* _Data supplied_

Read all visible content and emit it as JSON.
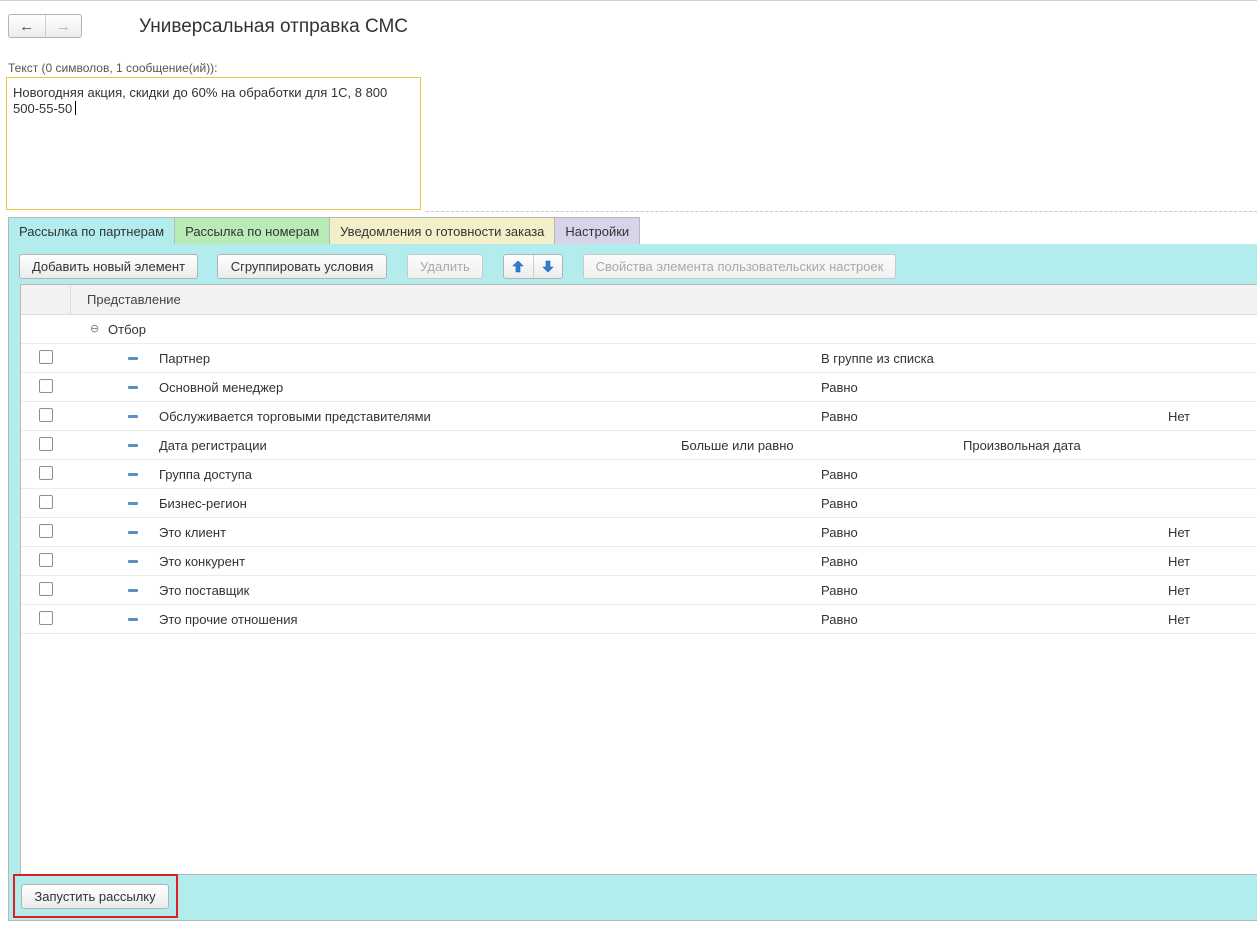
{
  "header": {
    "back_icon": "arrow-left-icon",
    "forward_icon": "arrow-right-icon",
    "title": "Универсальная отправка СМС"
  },
  "message": {
    "label": "Текст (0 символов, 1 сообщение(ий)):",
    "value": "Новогодняя акция, скидки до 60% на обработки для 1С, 8 800\n500-55-50"
  },
  "tabs": [
    {
      "label": "Рассылка по партнерам",
      "color": "#b3ecec"
    },
    {
      "label": "Рассылка по номерам",
      "color": "#b9ebb6"
    },
    {
      "label": "Уведомления о готовности заказа",
      "color": "#f3efc9"
    },
    {
      "label": "Настройки",
      "color": "#d7d4ea"
    }
  ],
  "toolbar": {
    "add_label": "Добавить новый элемент",
    "group_label": "Сгруппировать условия",
    "delete_label": "Удалить",
    "up_icon": "arrow-up-icon",
    "down_icon": "arrow-down-icon",
    "props_label": "Свойства элемента пользовательских настроек"
  },
  "table": {
    "column_header": "Представление",
    "group_label": "Отбор",
    "rows": [
      {
        "name": "Партнер",
        "condition": "В группе из списка",
        "value": "",
        "extra": ""
      },
      {
        "name": "Основной менеджер",
        "condition": "Равно",
        "value": "",
        "extra": ""
      },
      {
        "name": "Обслуживается торговыми представителями",
        "condition": "Равно",
        "value": "",
        "extra": "Нет"
      },
      {
        "name": "Дата регистрации",
        "condition": "Больше или равно",
        "value": "Произвольная дата",
        "extra": ""
      },
      {
        "name": "Группа доступа",
        "condition": "Равно",
        "value": "",
        "extra": ""
      },
      {
        "name": "Бизнес-регион",
        "condition": "Равно",
        "value": "",
        "extra": ""
      },
      {
        "name": "Это клиент",
        "condition": "Равно",
        "value": "",
        "extra": "Нет"
      },
      {
        "name": "Это конкурент",
        "condition": "Равно",
        "value": "",
        "extra": "Нет"
      },
      {
        "name": "Это поставщик",
        "condition": "Равно",
        "value": "",
        "extra": "Нет"
      },
      {
        "name": "Это прочие отношения",
        "condition": "Равно",
        "value": "",
        "extra": "Нет"
      }
    ]
  },
  "footer": {
    "launch_label": "Запустить рассылку",
    "highlight_color": "#e02020"
  }
}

* _Work instructions_
Return a copy of every line that includes the word "name".

* _Exercise answer_
        "name": "Партнер",
        "name": "Основной менеджер",
        "name": "Обслуживается торговыми представителями",
        "name": "Дата регистрации",
        "name": "Группа доступа",
        "name": "Бизнес-регион",
        "name": "Это клиент",
        "name": "Это конкурент",
        "name": "Это поставщик",
        "name": "Это прочие отношения",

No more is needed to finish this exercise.